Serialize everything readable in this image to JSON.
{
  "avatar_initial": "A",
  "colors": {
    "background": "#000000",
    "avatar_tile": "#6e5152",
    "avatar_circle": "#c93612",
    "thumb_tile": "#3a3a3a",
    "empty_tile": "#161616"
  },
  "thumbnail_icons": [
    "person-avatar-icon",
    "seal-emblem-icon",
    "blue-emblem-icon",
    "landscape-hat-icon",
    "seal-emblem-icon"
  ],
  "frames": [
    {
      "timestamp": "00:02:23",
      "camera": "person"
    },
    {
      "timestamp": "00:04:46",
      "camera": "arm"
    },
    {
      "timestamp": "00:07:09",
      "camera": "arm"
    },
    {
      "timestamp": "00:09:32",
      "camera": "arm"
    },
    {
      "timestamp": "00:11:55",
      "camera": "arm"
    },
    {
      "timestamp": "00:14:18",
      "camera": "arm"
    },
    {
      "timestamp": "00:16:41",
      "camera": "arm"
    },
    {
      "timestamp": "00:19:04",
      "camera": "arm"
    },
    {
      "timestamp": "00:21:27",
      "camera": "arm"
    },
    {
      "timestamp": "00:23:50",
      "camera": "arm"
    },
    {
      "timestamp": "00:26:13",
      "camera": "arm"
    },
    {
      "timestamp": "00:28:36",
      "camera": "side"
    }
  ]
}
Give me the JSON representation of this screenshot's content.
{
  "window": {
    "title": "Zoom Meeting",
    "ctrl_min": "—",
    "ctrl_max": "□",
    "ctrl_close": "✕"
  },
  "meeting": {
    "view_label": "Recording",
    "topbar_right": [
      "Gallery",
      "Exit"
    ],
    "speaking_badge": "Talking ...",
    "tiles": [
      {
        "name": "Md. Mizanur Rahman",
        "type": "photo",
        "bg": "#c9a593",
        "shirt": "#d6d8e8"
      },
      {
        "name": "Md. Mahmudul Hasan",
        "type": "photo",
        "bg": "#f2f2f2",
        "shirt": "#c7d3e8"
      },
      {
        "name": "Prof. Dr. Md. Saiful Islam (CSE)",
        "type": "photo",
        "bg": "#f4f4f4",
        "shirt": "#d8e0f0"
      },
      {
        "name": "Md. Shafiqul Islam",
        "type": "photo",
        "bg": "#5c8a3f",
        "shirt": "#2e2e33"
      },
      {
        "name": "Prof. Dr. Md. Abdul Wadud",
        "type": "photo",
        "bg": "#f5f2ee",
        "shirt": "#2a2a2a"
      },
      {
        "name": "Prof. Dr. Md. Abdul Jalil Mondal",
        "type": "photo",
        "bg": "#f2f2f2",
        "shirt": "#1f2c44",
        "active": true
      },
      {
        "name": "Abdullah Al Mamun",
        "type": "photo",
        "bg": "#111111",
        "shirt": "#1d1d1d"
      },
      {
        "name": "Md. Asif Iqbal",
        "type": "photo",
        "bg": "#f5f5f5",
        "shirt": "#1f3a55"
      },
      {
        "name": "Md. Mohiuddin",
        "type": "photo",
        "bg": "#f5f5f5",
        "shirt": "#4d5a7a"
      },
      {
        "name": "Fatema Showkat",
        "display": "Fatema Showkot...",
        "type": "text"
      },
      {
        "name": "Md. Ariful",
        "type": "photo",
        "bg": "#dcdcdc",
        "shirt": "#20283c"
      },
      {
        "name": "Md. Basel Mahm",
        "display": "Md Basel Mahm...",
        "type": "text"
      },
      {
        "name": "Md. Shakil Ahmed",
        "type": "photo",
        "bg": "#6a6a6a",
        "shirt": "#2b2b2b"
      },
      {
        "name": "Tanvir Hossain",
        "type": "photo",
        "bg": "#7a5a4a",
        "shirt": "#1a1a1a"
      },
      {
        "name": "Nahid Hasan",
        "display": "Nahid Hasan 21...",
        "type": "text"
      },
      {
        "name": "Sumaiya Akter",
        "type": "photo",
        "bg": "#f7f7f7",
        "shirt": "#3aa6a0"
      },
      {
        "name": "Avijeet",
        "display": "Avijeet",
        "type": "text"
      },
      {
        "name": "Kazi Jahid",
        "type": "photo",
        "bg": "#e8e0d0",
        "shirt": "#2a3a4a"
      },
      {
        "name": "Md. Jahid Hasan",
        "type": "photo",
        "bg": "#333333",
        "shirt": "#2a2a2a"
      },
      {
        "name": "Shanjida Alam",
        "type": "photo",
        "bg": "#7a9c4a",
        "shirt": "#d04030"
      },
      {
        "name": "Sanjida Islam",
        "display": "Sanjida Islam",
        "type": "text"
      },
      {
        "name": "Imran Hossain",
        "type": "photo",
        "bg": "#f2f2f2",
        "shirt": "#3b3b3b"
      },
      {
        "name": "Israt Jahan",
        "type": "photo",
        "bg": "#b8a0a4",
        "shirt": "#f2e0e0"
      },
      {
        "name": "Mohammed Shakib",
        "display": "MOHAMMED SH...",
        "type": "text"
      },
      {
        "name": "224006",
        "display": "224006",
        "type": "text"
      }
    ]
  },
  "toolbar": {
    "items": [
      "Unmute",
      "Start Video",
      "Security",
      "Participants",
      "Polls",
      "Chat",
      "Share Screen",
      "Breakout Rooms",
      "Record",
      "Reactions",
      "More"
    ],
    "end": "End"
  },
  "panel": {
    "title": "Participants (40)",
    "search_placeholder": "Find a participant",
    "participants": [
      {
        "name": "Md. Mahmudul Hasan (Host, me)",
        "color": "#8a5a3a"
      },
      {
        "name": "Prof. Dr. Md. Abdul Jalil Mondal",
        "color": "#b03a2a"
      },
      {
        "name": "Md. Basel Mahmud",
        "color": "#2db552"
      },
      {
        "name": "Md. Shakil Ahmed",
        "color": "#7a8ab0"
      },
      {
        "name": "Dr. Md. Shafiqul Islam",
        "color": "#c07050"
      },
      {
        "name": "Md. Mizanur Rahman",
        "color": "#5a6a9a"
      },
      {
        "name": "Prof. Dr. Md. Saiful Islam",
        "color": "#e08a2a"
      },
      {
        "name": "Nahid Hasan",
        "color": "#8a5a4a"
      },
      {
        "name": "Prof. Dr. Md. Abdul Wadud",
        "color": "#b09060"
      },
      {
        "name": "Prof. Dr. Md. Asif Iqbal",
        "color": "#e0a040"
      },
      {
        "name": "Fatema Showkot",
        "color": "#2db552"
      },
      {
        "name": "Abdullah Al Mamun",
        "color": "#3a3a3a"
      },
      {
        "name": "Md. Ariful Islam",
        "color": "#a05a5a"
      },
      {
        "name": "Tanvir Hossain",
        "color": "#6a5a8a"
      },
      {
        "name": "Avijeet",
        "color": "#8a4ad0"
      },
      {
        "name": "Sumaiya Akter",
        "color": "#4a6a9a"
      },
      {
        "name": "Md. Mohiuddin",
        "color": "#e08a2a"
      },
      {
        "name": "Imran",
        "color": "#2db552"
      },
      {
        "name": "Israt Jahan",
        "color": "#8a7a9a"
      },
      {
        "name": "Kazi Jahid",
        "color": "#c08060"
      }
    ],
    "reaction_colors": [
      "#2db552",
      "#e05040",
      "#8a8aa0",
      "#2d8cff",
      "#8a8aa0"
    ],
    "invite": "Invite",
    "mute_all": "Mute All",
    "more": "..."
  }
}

# # #

→ WHAT TO DO: Extract the complete set of records unchanged.

→ TASK RESPONSE:
Serialize everything readable in this image to JSON.
{
  "avatar_initial": "A",
  "colors": {
    "background": "#000000",
    "avatar_tile": "#6e5152",
    "avatar_circle": "#c93612",
    "thumb_tile": "#3a3a3a",
    "empty_tile": "#161616"
  },
  "thumbnail_icons": [
    "person-avatar-icon",
    "seal-emblem-icon",
    "blue-emblem-icon",
    "landscape-hat-icon",
    "seal-emblem-icon"
  ],
  "frames": [
    {
      "timestamp": "00:02:23",
      "camera": "person"
    },
    {
      "timestamp": "00:04:46",
      "camera": "arm"
    },
    {
      "timestamp": "00:07:09",
      "camera": "arm"
    },
    {
      "timestamp": "00:09:32",
      "camera": "arm"
    },
    {
      "timestamp": "00:11:55",
      "camera": "arm"
    },
    {
      "timestamp": "00:14:18",
      "camera": "arm"
    },
    {
      "timestamp": "00:16:41",
      "camera": "arm"
    },
    {
      "timestamp": "00:19:04",
      "camera": "arm"
    },
    {
      "timestamp": "00:21:27",
      "camera": "arm"
    },
    {
      "timestamp": "00:23:50",
      "camera": "arm"
    },
    {
      "timestamp": "00:26:13",
      "camera": "arm"
    },
    {
      "timestamp": "00:28:36",
      "camera": "side"
    }
  ]
}
Give me the JSON representation of this screenshot's content.
{
  "window": {
    "title": "Zoom Meeting",
    "ctrl_min": "—",
    "ctrl_max": "□",
    "ctrl_close": "✕"
  },
  "meeting": {
    "view_label": "Recording",
    "topbar_right": [
      "Gallery",
      "Exit"
    ],
    "speaking_badge": "Talking ...",
    "tiles": [
      {
        "name": "Md. Mizanur Rahman",
        "type": "photo",
        "bg": "#c9a593",
        "shirt": "#d6d8e8"
      },
      {
        "name": "Md. Mahmudul Hasan",
        "type": "photo",
        "bg": "#f2f2f2",
        "shirt": "#c7d3e8"
      },
      {
        "name": "Prof. Dr. Md. Saiful Islam (CSE)",
        "type": "photo",
        "bg": "#f4f4f4",
        "shirt": "#d8e0f0"
      },
      {
        "name": "Md. Shafiqul Islam",
        "type": "photo",
        "bg": "#5c8a3f",
        "shirt": "#2e2e33"
      },
      {
        "name": "Prof. Dr. Md. Abdul Wadud",
        "type": "photo",
        "bg": "#f5f2ee",
        "shirt": "#2a2a2a"
      },
      {
        "name": "Prof. Dr. Md. Abdul Jalil Mondal",
        "type": "photo",
        "bg": "#f2f2f2",
        "shirt": "#1f2c44",
        "active": true
      },
      {
        "name": "Abdullah Al Mamun",
        "type": "photo",
        "bg": "#111111",
        "shirt": "#1d1d1d"
      },
      {
        "name": "Md. Asif Iqbal",
        "type": "photo",
        "bg": "#f5f5f5",
        "shirt": "#1f3a55"
      },
      {
        "name": "Md. Mohiuddin",
        "type": "photo",
        "bg": "#f5f5f5",
        "shirt": "#4d5a7a"
      },
      {
        "name": "Fatema Showkat",
        "display": "Fatema Showkot...",
        "type": "text"
      },
      {
        "name": "Md. Ariful",
        "type": "photo",
        "bg": "#dcdcdc",
        "shirt": "#20283c"
      },
      {
        "name": "Md. Basel Mahm",
        "display": "Md Basel Mahm...",
        "type": "text"
      },
      {
        "name": "Md. Shakil Ahmed",
        "type": "photo",
        "bg": "#6a6a6a",
        "shirt": "#2b2b2b"
      },
      {
        "name": "Tanvir Hossain",
        "type": "photo",
        "bg": "#7a5a4a",
        "shirt": "#1a1a1a"
      },
      {
        "name": "Nahid Hasan",
        "display": "Nahid Hasan 21...",
        "type": "text"
      },
      {
        "name": "Sumaiya Akter",
        "type": "photo",
        "bg": "#f7f7f7",
        "shirt": "#3aa6a0"
      },
      {
        "name": "Avijeet",
        "display": "Avijeet",
        "type": "text"
      },
      {
        "name": "Kazi Jahid",
        "type": "photo",
        "bg": "#e8e0d0",
        "shirt": "#2a3a4a"
      },
      {
        "name": "Md. Jahid Hasan",
        "type": "photo",
        "bg": "#333333",
        "shirt": "#2a2a2a"
      },
      {
        "name": "Shanjida Alam",
        "type": "photo",
        "bg": "#7a9c4a",
        "shirt": "#d04030"
      },
      {
        "name": "Sanjida Islam",
        "display": "Sanjida Islam",
        "type": "text"
      },
      {
        "name": "Imran Hossain",
        "type": "photo",
        "bg": "#f2f2f2",
        "shirt": "#3b3b3b"
      },
      {
        "name": "Israt Jahan",
        "type": "photo",
        "bg": "#b8a0a4",
        "shirt": "#f2e0e0"
      },
      {
        "name": "Mohammed Shakib",
        "display": "MOHAMMED SH...",
        "type": "text"
      },
      {
        "name": "224006",
        "display": "224006",
        "type": "text"
      }
    ]
  },
  "toolbar": {
    "items": [
      "Unmute",
      "Start Video",
      "Security",
      "Participants",
      "Polls",
      "Chat",
      "Share Screen",
      "Breakout Rooms",
      "Record",
      "Reactions",
      "More"
    ],
    "end": "End"
  },
  "panel": {
    "title": "Participants (40)",
    "search_placeholder": "Find a participant",
    "participants": [
      {
        "name": "Md. Mahmudul Hasan (Host, me)",
        "color": "#8a5a3a"
      },
      {
        "name": "Prof. Dr. Md. Abdul Jalil Mondal",
        "color": "#b03a2a"
      },
      {
        "name": "Md. Basel Mahmud",
        "color": "#2db552"
      },
      {
        "name": "Md. Shakil Ahmed",
        "color": "#7a8ab0"
      },
      {
        "name": "Dr. Md. Shafiqul Islam",
        "color": "#c07050"
      },
      {
        "name": "Md. Mizanur Rahman",
        "color": "#5a6a9a"
      },
      {
        "name": "Prof. Dr. Md. Saiful Islam",
        "color": "#e08a2a"
      },
      {
        "name": "Nahid Hasan",
        "color": "#8a5a4a"
      },
      {
        "name": "Prof. Dr. Md. Abdul Wadud",
        "color": "#b09060"
      },
      {
        "name": "Prof. Dr. Md. Asif Iqbal",
        "color": "#e0a040"
      },
      {
        "name": "Fatema Showkot",
        "color": "#2db552"
      },
      {
        "name": "Abdullah Al Mamun",
        "color": "#3a3a3a"
      },
      {
        "name": "Md. Ariful Islam",
        "color": "#a05a5a"
      },
      {
        "name": "Tanvir Hossain",
        "color": "#6a5a8a"
      },
      {
        "name": "Avijeet",
        "color": "#8a4ad0"
      },
      {
        "name": "Sumaiya Akter",
        "color": "#4a6a9a"
      },
      {
        "name": "Md. Mohiuddin",
        "color": "#e08a2a"
      },
      {
        "name": "Imran",
        "color": "#2db552"
      },
      {
        "name": "Israt Jahan",
        "color": "#8a7a9a"
      },
      {
        "name": "Kazi Jahid",
        "color": "#c08060"
      }
    ],
    "reaction_colors": [
      "#2db552",
      "#e05040",
      "#8a8aa0",
      "#2d8cff",
      "#8a8aa0"
    ],
    "invite": "Invite",
    "mute_all": "Mute All",
    "more": "..."
  }
}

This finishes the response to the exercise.